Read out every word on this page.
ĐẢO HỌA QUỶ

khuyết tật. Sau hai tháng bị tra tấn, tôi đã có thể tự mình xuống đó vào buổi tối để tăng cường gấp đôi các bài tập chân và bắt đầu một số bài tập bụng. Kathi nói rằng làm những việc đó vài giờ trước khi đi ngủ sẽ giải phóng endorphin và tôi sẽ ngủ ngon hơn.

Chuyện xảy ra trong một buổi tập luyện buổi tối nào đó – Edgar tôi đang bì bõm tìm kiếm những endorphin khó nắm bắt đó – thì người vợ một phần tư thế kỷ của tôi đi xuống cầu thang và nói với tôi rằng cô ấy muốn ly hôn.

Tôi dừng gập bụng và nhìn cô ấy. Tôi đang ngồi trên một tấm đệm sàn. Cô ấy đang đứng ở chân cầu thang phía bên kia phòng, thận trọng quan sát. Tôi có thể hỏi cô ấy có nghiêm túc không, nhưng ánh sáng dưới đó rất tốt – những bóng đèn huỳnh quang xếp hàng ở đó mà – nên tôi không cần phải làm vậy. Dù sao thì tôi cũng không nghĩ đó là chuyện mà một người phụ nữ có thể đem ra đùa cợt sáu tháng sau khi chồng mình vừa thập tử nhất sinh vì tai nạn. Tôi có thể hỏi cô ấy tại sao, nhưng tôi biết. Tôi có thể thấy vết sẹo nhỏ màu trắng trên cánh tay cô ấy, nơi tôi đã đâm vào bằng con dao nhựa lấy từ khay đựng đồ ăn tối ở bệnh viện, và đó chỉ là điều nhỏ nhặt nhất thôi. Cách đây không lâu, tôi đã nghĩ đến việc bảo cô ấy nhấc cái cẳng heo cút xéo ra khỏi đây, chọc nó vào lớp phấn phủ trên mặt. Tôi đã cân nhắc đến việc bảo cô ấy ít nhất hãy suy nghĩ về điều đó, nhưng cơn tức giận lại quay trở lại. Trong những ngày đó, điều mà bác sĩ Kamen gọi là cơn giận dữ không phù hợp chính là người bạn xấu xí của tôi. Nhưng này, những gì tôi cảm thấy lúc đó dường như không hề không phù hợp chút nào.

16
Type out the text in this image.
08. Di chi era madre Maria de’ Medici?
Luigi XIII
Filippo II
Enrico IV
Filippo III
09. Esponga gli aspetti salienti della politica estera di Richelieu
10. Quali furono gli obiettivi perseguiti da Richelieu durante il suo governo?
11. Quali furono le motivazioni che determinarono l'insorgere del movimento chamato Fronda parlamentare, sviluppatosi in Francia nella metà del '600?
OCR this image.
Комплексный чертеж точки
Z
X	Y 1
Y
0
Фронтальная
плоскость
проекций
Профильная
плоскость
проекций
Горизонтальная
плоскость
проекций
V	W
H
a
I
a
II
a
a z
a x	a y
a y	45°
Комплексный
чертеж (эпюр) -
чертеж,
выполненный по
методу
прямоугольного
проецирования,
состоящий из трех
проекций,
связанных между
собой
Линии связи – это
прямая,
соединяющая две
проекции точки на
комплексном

# # #

◆ **Problem to work on**: Using the material above, copy every line in which the string "furono" occurs.

◆ **Response to the task**:
10. Quali furono gli obiettivi perseguiti da Richelieu durante il suo governo?
11. Quali furono le motivazioni che determinarono l'insorgere del movimento chamato Fronda parlamentare, sviluppatosi in Francia nella metà del '600?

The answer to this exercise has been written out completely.